## Problem to solve:
Retype each record shown below, leaving every character as it is.

>> begin

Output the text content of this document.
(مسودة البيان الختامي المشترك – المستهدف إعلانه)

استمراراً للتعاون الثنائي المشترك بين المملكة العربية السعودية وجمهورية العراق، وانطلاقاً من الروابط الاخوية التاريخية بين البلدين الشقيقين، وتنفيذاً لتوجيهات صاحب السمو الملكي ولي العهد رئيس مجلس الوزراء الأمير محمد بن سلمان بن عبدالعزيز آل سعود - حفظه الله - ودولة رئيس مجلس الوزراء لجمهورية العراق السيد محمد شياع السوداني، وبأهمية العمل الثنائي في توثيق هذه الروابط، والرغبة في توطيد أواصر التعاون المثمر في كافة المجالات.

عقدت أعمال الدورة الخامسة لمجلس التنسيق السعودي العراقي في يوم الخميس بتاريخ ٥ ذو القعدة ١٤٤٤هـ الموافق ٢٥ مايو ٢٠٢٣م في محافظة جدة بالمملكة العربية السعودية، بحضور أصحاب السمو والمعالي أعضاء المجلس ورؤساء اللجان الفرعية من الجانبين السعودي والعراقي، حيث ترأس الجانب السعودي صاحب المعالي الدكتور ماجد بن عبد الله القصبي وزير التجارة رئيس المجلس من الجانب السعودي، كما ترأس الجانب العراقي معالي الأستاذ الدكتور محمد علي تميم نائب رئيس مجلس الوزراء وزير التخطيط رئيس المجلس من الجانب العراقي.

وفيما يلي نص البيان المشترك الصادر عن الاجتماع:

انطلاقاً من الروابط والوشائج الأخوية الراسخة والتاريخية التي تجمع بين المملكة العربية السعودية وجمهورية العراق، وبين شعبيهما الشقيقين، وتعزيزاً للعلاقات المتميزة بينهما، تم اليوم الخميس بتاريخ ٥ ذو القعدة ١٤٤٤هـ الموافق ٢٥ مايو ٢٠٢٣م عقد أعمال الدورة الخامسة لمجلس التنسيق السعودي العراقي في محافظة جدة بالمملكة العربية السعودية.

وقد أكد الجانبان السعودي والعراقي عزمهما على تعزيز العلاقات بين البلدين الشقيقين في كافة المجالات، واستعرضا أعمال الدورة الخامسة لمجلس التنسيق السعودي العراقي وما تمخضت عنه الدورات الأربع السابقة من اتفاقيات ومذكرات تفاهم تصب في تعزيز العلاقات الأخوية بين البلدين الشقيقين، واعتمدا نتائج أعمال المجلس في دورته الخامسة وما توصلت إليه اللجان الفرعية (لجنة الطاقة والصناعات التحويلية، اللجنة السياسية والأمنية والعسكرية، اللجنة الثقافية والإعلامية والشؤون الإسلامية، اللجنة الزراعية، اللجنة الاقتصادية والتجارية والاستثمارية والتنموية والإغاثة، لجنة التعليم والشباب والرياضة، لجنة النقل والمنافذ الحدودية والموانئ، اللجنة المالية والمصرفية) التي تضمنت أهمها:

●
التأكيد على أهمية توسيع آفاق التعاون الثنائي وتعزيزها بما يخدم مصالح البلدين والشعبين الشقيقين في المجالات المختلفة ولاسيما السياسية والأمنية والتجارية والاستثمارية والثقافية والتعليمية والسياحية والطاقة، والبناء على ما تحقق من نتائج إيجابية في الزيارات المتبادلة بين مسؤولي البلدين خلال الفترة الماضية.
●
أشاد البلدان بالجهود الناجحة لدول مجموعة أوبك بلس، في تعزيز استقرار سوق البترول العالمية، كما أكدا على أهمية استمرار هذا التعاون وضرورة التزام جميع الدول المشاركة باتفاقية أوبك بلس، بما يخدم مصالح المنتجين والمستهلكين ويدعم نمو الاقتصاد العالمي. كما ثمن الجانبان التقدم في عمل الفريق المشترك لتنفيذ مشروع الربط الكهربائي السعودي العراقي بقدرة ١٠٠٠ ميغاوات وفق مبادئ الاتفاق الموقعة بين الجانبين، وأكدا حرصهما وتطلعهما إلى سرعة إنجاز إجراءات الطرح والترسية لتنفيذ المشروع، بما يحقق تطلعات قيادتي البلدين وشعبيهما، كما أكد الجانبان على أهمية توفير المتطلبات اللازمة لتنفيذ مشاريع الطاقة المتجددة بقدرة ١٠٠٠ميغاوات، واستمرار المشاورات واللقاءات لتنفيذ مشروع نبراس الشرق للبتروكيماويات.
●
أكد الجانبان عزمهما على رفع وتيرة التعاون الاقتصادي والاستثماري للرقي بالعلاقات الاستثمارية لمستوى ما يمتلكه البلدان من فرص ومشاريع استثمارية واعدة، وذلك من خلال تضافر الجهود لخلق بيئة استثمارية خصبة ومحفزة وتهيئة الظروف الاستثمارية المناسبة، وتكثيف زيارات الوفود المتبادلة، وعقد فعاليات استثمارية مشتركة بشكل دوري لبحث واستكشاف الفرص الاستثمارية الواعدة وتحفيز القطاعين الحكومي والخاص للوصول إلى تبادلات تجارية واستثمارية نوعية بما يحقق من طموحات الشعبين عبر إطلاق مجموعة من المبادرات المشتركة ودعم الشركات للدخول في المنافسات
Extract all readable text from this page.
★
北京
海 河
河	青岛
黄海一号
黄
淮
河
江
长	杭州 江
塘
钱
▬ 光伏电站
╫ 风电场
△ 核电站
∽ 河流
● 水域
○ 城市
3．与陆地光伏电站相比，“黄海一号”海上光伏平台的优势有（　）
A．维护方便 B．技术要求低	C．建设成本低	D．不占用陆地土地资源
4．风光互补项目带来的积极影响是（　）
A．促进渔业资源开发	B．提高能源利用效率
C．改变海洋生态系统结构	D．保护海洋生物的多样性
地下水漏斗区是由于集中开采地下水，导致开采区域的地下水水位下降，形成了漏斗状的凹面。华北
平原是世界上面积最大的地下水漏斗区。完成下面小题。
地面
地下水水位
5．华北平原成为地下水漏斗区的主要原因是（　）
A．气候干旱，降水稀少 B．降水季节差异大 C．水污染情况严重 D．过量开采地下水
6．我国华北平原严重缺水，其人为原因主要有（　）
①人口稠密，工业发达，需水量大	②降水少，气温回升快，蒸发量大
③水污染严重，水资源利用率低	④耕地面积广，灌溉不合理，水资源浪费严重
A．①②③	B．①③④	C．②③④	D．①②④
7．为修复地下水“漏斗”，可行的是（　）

>> end

## Complete output:
Output the text content of this document.
(مسودة البيان الختامي المشترك – المستهدف إعلانه)

استمراراً للتعاون الثنائي المشترك بين المملكة العربية السعودية وجمهورية العراق، وانطلاقاً من الروابط الاخوية التاريخية بين البلدين الشقيقين، وتنفيذاً لتوجيهات صاحب السمو الملكي ولي العهد رئيس مجلس الوزراء الأمير محمد بن سلمان بن عبدالعزيز آل سعود - حفظه الله - ودولة رئيس مجلس الوزراء لجمهورية العراق السيد محمد شياع السوداني، وبأهمية العمل الثنائي في توثيق هذه الروابط، والرغبة في توطيد أواصر التعاون المثمر في كافة المجالات.

عقدت أعمال الدورة الخامسة لمجلس التنسيق السعودي العراقي في يوم الخميس بتاريخ ٥ ذو القعدة ١٤٤٤هـ الموافق ٢٥ مايو ٢٠٢٣م في محافظة جدة بالمملكة العربية السعودية، بحضور أصحاب السمو والمعالي أعضاء المجلس ورؤساء اللجان الفرعية من الجانبين السعودي والعراقي، حيث ترأس الجانب السعودي صاحب المعالي الدكتور ماجد بن عبد الله القصبي وزير التجارة رئيس المجلس من الجانب السعودي، كما ترأس الجانب العراقي معالي الأستاذ الدكتور محمد علي تميم نائب رئيس مجلس الوزراء وزير التخطيط رئيس المجلس من الجانب العراقي.

وفيما يلي نص البيان المشترك الصادر عن الاجتماع:

انطلاقاً من الروابط والوشائج الأخوية الراسخة والتاريخية التي تجمع بين المملكة العربية السعودية وجمهورية العراق، وبين شعبيهما الشقيقين، وتعزيزاً للعلاقات المتميزة بينهما، تم اليوم الخميس بتاريخ ٥ ذو القعدة ١٤٤٤هـ الموافق ٢٥ مايو ٢٠٢٣م عقد أعمال الدورة الخامسة لمجلس التنسيق السعودي العراقي في محافظة جدة بالمملكة العربية السعودية.

وقد أكد الجانبان السعودي والعراقي عزمهما على تعزيز العلاقات بين البلدين الشقيقين في كافة المجالات، واستعرضا أعمال الدورة الخامسة لمجلس التنسيق السعودي العراقي وما تمخضت عنه الدورات الأربع السابقة من اتفاقيات ومذكرات تفاهم تصب في تعزيز العلاقات الأخوية بين البلدين الشقيقين، واعتمدا نتائج أعمال المجلس في دورته الخامسة وما توصلت إليه اللجان الفرعية (لجنة الطاقة والصناعات التحويلية، اللجنة السياسية والأمنية والعسكرية، اللجنة الثقافية والإعلامية والشؤون الإسلامية، اللجنة الزراعية، اللجنة الاقتصادية والتجارية والاستثمارية والتنموية والإغاثة، لجنة التعليم والشباب والرياضة، لجنة النقل والمنافذ الحدودية والموانئ، اللجنة المالية والمصرفية) التي تضمنت أهمها:

●
التأكيد على أهمية توسيع آفاق التعاون الثنائي وتعزيزها بما يخدم مصالح البلدين والشعبين الشقيقين في المجالات المختلفة ولاسيما السياسية والأمنية والتجارية والاستثمارية والثقافية والتعليمية والسياحية والطاقة، والبناء على ما تحقق من نتائج إيجابية في الزيارات المتبادلة بين مسؤولي البلدين خلال الفترة الماضية.
●
أشاد البلدان بالجهود الناجحة لدول مجموعة أوبك بلس، في تعزيز استقرار سوق البترول العالمية، كما أكدا على أهمية استمرار هذا التعاون وضرورة التزام جميع الدول المشاركة باتفاقية أوبك بلس، بما يخدم مصالح المنتجين والمستهلكين ويدعم نمو الاقتصاد العالمي. كما ثمن الجانبان التقدم في عمل الفريق المشترك لتنفيذ مشروع الربط الكهربائي السعودي العراقي بقدرة ١٠٠٠ ميغاوات وفق مبادئ الاتفاق الموقعة بين الجانبين، وأكدا حرصهما وتطلعهما إلى سرعة إنجاز إجراءات الطرح والترسية لتنفيذ المشروع، بما يحقق تطلعات قيادتي البلدين وشعبيهما، كما أكد الجانبان على أهمية توفير المتطلبات اللازمة لتنفيذ مشاريع الطاقة المتجددة بقدرة ١٠٠٠ميغاوات، واستمرار المشاورات واللقاءات لتنفيذ مشروع نبراس الشرق للبتروكيماويات.
●
أكد الجانبان عزمهما على رفع وتيرة التعاون الاقتصادي والاستثماري للرقي بالعلاقات الاستثمارية لمستوى ما يمتلكه البلدان من فرص ومشاريع استثمارية واعدة، وذلك من خلال تضافر الجهود لخلق بيئة استثمارية خصبة ومحفزة وتهيئة الظروف الاستثمارية المناسبة، وتكثيف زيارات الوفود المتبادلة، وعقد فعاليات استثمارية مشتركة بشكل دوري لبحث واستكشاف الفرص الاستثمارية الواعدة وتحفيز القطاعين الحكومي والخاص للوصول إلى تبادلات تجارية واستثمارية نوعية بما يحقق من طموحات الشعبين عبر إطلاق مجموعة من المبادرات المشتركة ودعم الشركات للدخول في المنافسات
Extract all readable text from this page.
★
北京
海 河
河	青岛
黄海一号
黄
淮
河
江
长	杭州 江
塘
钱
▬ 光伏电站
╫ 风电场
△ 核电站
∽ 河流
● 水域
○ 城市
3．与陆地光伏电站相比，“黄海一号”海上光伏平台的优势有（　）
A．维护方便 B．技术要求低	C．建设成本低	D．不占用陆地土地资源
4．风光互补项目带来的积极影响是（　）
A．促进渔业资源开发	B．提高能源利用效率
C．改变海洋生态系统结构	D．保护海洋生物的多样性
地下水漏斗区是由于集中开采地下水，导致开采区域的地下水水位下降，形成了漏斗状的凹面。华北
平原是世界上面积最大的地下水漏斗区。完成下面小题。
地面
地下水水位
5．华北平原成为地下水漏斗区的主要原因是（　）
A．气候干旱，降水稀少 B．降水季节差异大 C．水污染情况严重 D．过量开采地下水
6．我国华北平原严重缺水，其人为原因主要有（　）
①人口稠密，工业发达，需水量大	②降水少，气温回升快，蒸发量大
③水污染严重，水资源利用率低	④耕地面积广，灌溉不合理，水资源浪费严重
A．①②③	B．①③④	C．②③④	D．①②④
7．为修复地下水“漏斗”，可行的是（　）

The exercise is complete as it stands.